**DATASET RECORDS:**
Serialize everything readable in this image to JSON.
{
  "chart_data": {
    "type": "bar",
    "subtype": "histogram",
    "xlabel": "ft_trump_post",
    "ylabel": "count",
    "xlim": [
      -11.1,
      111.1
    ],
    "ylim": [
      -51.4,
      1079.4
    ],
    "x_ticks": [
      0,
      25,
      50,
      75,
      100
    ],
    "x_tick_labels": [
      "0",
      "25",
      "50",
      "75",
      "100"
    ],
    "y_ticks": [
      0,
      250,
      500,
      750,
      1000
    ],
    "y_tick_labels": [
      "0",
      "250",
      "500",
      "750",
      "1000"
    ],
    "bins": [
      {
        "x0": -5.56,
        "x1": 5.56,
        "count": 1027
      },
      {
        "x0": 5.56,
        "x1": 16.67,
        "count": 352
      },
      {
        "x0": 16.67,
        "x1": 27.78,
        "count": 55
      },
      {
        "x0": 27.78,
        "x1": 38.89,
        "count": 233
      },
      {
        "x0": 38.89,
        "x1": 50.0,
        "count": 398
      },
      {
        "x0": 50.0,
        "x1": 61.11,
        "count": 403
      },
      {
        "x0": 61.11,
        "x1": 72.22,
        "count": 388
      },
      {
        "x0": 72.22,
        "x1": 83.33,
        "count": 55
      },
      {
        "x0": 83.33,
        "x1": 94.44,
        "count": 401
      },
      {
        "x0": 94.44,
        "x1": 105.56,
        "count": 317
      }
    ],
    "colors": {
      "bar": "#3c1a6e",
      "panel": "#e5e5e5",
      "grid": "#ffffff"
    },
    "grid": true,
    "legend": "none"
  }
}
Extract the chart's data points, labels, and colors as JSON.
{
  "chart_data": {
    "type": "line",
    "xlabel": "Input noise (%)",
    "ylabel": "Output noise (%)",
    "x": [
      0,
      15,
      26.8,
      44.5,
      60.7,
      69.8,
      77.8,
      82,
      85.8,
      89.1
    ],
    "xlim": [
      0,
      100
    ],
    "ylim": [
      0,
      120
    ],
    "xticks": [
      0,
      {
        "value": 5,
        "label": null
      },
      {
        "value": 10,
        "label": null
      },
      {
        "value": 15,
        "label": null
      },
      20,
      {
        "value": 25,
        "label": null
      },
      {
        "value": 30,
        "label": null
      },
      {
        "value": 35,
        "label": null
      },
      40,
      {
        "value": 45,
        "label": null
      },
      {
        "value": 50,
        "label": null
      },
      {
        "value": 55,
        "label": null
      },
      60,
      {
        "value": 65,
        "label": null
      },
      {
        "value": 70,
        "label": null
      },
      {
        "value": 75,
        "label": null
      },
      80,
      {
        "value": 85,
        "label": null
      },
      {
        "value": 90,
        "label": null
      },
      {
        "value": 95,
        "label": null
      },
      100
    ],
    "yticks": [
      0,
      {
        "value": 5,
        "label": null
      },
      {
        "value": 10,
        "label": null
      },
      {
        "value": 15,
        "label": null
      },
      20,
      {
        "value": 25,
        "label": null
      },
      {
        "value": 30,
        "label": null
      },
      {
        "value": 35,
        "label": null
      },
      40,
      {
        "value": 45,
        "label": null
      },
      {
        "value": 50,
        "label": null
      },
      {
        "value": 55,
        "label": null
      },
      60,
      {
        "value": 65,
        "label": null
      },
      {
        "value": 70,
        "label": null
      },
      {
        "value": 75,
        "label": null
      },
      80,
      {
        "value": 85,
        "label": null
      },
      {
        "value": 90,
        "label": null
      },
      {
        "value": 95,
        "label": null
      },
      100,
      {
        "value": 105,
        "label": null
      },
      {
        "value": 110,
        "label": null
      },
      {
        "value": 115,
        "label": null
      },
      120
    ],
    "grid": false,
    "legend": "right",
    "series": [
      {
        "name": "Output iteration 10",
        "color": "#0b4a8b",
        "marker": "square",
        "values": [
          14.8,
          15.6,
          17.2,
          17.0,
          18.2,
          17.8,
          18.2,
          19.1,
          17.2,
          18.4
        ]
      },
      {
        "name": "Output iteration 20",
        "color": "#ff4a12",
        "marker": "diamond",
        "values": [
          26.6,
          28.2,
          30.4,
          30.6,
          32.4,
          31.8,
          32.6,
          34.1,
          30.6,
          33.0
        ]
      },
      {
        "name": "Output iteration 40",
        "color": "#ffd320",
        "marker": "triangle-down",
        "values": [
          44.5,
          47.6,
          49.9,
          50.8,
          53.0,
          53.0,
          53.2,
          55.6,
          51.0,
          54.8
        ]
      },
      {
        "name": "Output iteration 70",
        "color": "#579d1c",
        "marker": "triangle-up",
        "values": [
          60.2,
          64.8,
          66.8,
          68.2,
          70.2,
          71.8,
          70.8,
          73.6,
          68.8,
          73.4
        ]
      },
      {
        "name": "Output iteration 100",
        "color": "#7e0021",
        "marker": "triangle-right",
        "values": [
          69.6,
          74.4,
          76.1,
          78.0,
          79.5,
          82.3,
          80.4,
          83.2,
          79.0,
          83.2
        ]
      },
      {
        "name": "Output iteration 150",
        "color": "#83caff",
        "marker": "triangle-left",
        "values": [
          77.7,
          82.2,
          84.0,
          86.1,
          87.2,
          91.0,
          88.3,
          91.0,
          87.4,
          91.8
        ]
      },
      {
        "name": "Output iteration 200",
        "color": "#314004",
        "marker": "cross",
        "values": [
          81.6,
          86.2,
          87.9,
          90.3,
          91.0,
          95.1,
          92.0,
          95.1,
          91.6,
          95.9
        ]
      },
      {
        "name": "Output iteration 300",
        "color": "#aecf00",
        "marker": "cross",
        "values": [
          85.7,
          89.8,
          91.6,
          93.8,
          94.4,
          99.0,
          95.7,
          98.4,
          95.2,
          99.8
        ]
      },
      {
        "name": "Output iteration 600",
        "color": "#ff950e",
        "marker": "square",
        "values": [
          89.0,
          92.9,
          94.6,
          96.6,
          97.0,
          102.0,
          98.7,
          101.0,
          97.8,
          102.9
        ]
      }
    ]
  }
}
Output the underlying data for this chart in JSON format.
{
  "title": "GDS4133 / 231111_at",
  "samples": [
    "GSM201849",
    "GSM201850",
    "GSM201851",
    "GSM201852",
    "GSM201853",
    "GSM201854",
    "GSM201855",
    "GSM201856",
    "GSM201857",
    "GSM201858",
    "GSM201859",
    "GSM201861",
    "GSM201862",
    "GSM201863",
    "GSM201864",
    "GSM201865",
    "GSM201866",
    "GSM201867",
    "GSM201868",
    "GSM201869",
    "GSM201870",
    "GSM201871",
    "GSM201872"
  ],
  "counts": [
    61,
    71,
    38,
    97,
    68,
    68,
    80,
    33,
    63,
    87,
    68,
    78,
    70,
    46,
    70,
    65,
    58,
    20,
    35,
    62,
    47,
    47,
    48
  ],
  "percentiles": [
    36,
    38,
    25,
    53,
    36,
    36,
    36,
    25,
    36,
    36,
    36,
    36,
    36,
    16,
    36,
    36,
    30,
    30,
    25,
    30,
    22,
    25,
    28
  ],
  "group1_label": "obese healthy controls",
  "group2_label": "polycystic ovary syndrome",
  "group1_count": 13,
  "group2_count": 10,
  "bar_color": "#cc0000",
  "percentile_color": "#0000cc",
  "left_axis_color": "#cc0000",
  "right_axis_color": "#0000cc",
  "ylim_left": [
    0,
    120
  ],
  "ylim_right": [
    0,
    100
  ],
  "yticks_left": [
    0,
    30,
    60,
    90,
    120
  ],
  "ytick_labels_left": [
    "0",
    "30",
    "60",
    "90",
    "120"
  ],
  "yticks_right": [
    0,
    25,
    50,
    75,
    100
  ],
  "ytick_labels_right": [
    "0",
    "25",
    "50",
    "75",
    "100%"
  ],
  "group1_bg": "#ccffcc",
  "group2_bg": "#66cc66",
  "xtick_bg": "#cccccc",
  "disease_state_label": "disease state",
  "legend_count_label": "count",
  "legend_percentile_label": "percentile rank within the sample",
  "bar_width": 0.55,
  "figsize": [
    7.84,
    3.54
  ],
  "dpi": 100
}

**SHORT EXERCISE:**
Pull out and copy each line containing the string "JSON".

**RESULT OF THE TASK:**
Serialize everything readable in this image to JSON.
Extract the chart's data points, labels, and colors as JSON.
Output the underlying data for this chart in JSON format.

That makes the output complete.